=== SUPPLIED DATA ===

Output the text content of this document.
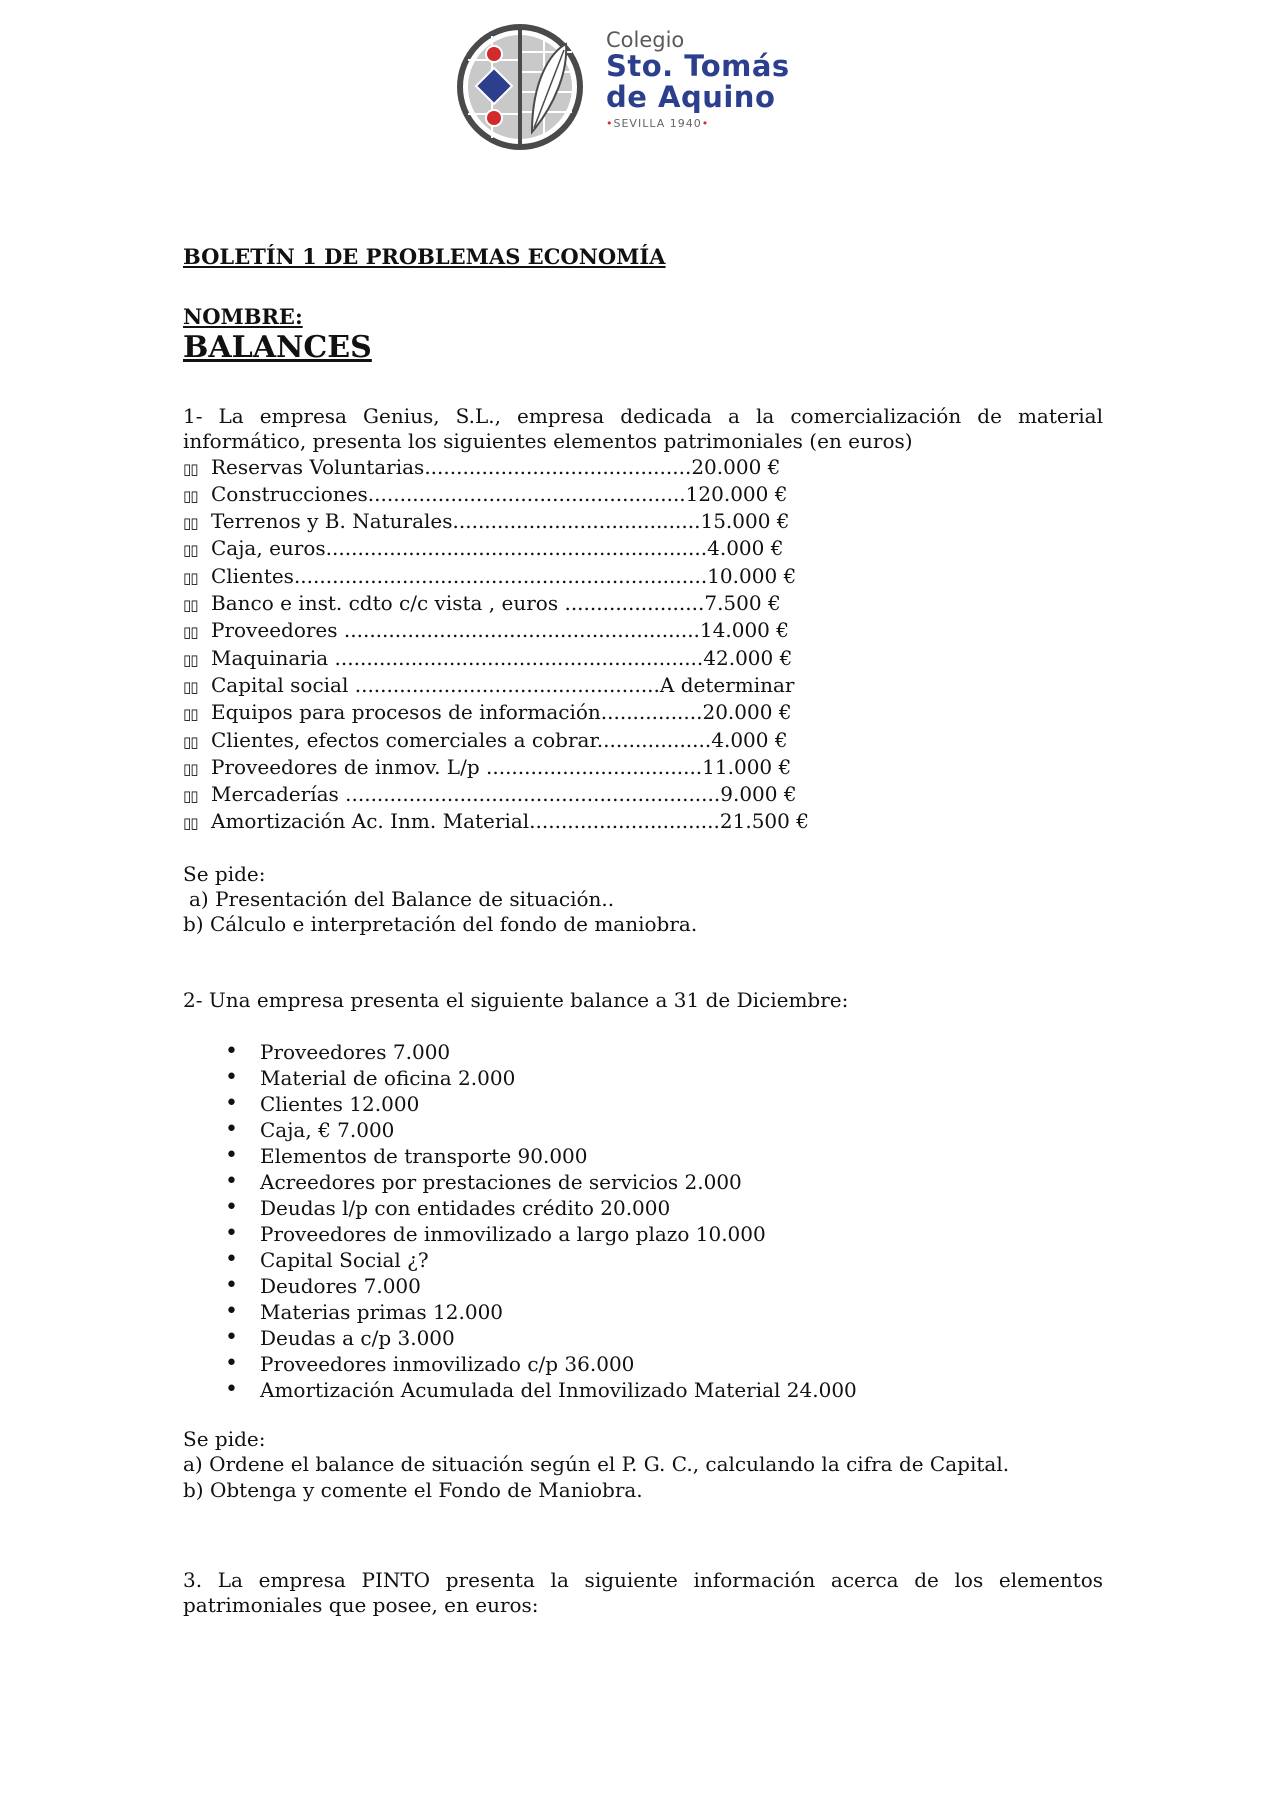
Colegio
Sto. Tomás
de Aquino
•SEVILLA 1940•
BOLETÍN 1 DE PROBLEMAS ECONOMÍA
NOMBRE:
BALANCES
1- La empresa Genius, S.L., empresa dedicada a la comercialización de material informático, presenta los siguientes elementos patrimoniales (en euros)
▯▯ Reservas Voluntarias..........................................20.000 €
▯▯ Construcciones..................................................120.000 €
▯▯ Terrenos y B. Naturales.......................................15.000 €
▯▯ Caja, euros............................................................4.000 €
▯▯ Clientes.................................................................10.000 €
▯▯ Banco e inst. cdto c/c vista , euros ......................7.500 €
▯▯ Proveedores ........................................................14.000 €
▯▯ Maquinaria ..........................................................42.000 €
▯▯ Capital social ................................................A determinar
▯▯ Equipos para procesos de información................20.000 €
▯▯ Clientes, efectos comerciales a cobrar..................4.000 €
▯▯ Proveedores de inmov. L/p ..................................11.000 €
▯▯ Mercaderías ...........................................................9.000 €
▯▯ Amortización Ac. Inm. Material..............................21.500 €
Se pide:
a) Presentación del Balance de situación..
b) Cálculo e interpretación del fondo de maniobra.
2- Una empresa presenta el siguiente balance a 31 de Diciembre:
• Proveedores 7.000
• Material de oficina 2.000
• Clientes 12.000
• Caja, € 7.000
• Elementos de transporte 90.000
• Acreedores por prestaciones de servicios 2.000
• Deudas l/p con entidades crédito 20.000
• Proveedores de inmovilizado a largo plazo 10.000
• Capital Social ¿?
• Deudores 7.000
• Materias primas 12.000
• Deudas a c/p 3.000
• Proveedores inmovilizado c/p 36.000
• Amortización Acumulada del Inmovilizado Material 24.000
Se pide:
a) Ordene el balance de situación según el P. G. C., calculando la cifra de Capital.
b) Obtenga y comente el Fondo de Maniobra.
3. La empresa PINTO presenta la siguiente información acerca de los elementos patrimoniales que posee, en euros:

===

--- PROBLEM ---
Reproduce the entries above exactly. Do not include the images.

--- WRITTEN SOLUTION ---
Output the text content of this document.
Colegio
Sto. Tomás
de Aquino
•SEVILLA 1940•
BOLETÍN 1 DE PROBLEMAS ECONOMÍA
NOMBRE:
BALANCES
1- La empresa Genius, S.L., empresa dedicada a la comercialización de material informático, presenta los siguientes elementos patrimoniales (en euros)
▯▯ Reservas Voluntarias..........................................20.000 €
▯▯ Construcciones..................................................120.000 €
▯▯ Terrenos y B. Naturales.......................................15.000 €
▯▯ Caja, euros............................................................4.000 €
▯▯ Clientes.................................................................10.000 €
▯▯ Banco e inst. cdto c/c vista , euros ......................7.500 €
▯▯ Proveedores ........................................................14.000 €
▯▯ Maquinaria ..........................................................42.000 €
▯▯ Capital social ................................................A determinar
▯▯ Equipos para procesos de información................20.000 €
▯▯ Clientes, efectos comerciales a cobrar..................4.000 €
▯▯ Proveedores de inmov. L/p ..................................11.000 €
▯▯ Mercaderías ...........................................................9.000 €
▯▯ Amortización Ac. Inm. Material..............................21.500 €
Se pide:
a) Presentación del Balance de situación..
b) Cálculo e interpretación del fondo de maniobra.
2- Una empresa presenta el siguiente balance a 31 de Diciembre:
• Proveedores 7.000
• Material de oficina 2.000
• Clientes 12.000
• Caja, € 7.000
• Elementos de transporte 90.000
• Acreedores por prestaciones de servicios 2.000
• Deudas l/p con entidades crédito 20.000
• Proveedores de inmovilizado a largo plazo 10.000
• Capital Social ¿?
• Deudores 7.000
• Materias primas 12.000
• Deudas a c/p 3.000
• Proveedores inmovilizado c/p 36.000
• Amortización Acumulada del Inmovilizado Material 24.000
Se pide:
a) Ordene el balance de situación según el P. G. C., calculando la cifra de Capital.
b) Obtenga y comente el Fondo de Maniobra.
3. La empresa PINTO presenta la siguiente información acerca de los elementos patrimoniales que posee, en euros:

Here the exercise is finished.